* Begin Extracted material *

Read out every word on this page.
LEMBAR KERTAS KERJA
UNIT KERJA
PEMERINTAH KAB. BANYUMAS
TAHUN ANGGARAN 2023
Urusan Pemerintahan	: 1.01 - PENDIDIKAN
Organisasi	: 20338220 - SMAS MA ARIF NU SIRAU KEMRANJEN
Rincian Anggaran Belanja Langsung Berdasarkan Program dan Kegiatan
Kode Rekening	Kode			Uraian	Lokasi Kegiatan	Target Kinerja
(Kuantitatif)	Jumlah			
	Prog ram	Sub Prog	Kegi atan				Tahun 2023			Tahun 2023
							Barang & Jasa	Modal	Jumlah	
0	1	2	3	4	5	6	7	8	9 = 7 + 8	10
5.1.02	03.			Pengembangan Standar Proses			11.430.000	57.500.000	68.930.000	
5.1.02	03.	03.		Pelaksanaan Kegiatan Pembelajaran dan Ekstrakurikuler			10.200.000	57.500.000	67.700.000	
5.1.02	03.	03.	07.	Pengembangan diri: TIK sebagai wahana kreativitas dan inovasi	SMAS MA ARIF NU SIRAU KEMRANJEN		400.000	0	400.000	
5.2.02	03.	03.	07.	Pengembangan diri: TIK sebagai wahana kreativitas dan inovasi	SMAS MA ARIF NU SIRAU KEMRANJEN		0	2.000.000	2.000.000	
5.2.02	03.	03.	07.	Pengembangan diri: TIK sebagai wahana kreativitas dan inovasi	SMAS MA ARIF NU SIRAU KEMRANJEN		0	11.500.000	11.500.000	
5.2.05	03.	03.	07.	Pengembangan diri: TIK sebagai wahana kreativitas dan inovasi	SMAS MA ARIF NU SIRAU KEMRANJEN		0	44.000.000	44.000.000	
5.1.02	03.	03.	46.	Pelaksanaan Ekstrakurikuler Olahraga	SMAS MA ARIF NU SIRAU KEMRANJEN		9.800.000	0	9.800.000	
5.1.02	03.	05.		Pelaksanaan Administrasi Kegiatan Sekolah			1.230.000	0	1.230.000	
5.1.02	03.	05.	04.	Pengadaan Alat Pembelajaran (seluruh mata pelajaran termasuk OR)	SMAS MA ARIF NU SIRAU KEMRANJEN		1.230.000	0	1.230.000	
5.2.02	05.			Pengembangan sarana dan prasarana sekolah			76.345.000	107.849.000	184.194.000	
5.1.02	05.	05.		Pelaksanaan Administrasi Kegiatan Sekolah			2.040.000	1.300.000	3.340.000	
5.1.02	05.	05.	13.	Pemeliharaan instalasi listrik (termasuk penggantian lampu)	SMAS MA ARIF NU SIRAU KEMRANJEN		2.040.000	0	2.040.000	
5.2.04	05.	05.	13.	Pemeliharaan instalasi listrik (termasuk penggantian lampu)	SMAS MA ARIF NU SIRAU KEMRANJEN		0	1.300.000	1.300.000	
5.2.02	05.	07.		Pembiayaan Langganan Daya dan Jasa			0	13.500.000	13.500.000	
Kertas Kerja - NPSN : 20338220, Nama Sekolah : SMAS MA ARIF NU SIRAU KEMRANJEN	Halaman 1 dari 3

* End Extracted material *

__Short exercise__. Copy the data above exactly. Every line must be included.

__Exercise response__.
Read out every word on this page.
LEMBAR KERTAS KERJA
UNIT KERJA
PEMERINTAH KAB. BANYUMAS
TAHUN ANGGARAN 2023
Urusan Pemerintahan	: 1.01 - PENDIDIKAN
Organisasi	: 20338220 - SMAS MA ARIF NU SIRAU KEMRANJEN
Rincian Anggaran Belanja Langsung Berdasarkan Program dan Kegiatan
Kode Rekening	Kode			Uraian	Lokasi Kegiatan	Target Kinerja
(Kuantitatif)	Jumlah			
	Prog ram	Sub Prog	Kegi atan				Tahun 2023			Tahun 2023
							Barang & Jasa	Modal	Jumlah	
0	1	2	3	4	5	6	7	8	9 = 7 + 8	10
5.1.02	03.			Pengembangan Standar Proses			11.430.000	57.500.000	68.930.000	
5.1.02	03.	03.		Pelaksanaan Kegiatan Pembelajaran dan Ekstrakurikuler			10.200.000	57.500.000	67.700.000	
5.1.02	03.	03.	07.	Pengembangan diri: TIK sebagai wahana kreativitas dan inovasi	SMAS MA ARIF NU SIRAU KEMRANJEN		400.000	0	400.000	
5.2.02	03.	03.	07.	Pengembangan diri: TIK sebagai wahana kreativitas dan inovasi	SMAS MA ARIF NU SIRAU KEMRANJEN		0	2.000.000	2.000.000	
5.2.02	03.	03.	07.	Pengembangan diri: TIK sebagai wahana kreativitas dan inovasi	SMAS MA ARIF NU SIRAU KEMRANJEN		0	11.500.000	11.500.000	
5.2.05	03.	03.	07.	Pengembangan diri: TIK sebagai wahana kreativitas dan inovasi	SMAS MA ARIF NU SIRAU KEMRANJEN		0	44.000.000	44.000.000	
5.1.02	03.	03.	46.	Pelaksanaan Ekstrakurikuler Olahraga	SMAS MA ARIF NU SIRAU KEMRANJEN		9.800.000	0	9.800.000	
5.1.02	03.	05.		Pelaksanaan Administrasi Kegiatan Sekolah			1.230.000	0	1.230.000	
5.1.02	03.	05.	04.	Pengadaan Alat Pembelajaran (seluruh mata pelajaran termasuk OR)	SMAS MA ARIF NU SIRAU KEMRANJEN		1.230.000	0	1.230.000	
5.2.02	05.			Pengembangan sarana dan prasarana sekolah			76.345.000	107.849.000	184.194.000	
5.1.02	05.	05.		Pelaksanaan Administrasi Kegiatan Sekolah			2.040.000	1.300.000	3.340.000	
5.1.02	05.	05.	13.	Pemeliharaan instalasi listrik (termasuk penggantian lampu)	SMAS MA ARIF NU SIRAU KEMRANJEN		2.040.000	0	2.040.000	
5.2.04	05.	05.	13.	Pemeliharaan instalasi listrik (termasuk penggantian lampu)	SMAS MA ARIF NU SIRAU KEMRANJEN		0	1.300.000	1.300.000	
5.2.02	05.	07.		Pembiayaan Langganan Daya dan Jasa			0	13.500.000	13.500.000	
Kertas Kerja - NPSN : 20338220, Nama Sekolah : SMAS MA ARIF NU SIRAU KEMRANJEN	Halaman 1 dari 3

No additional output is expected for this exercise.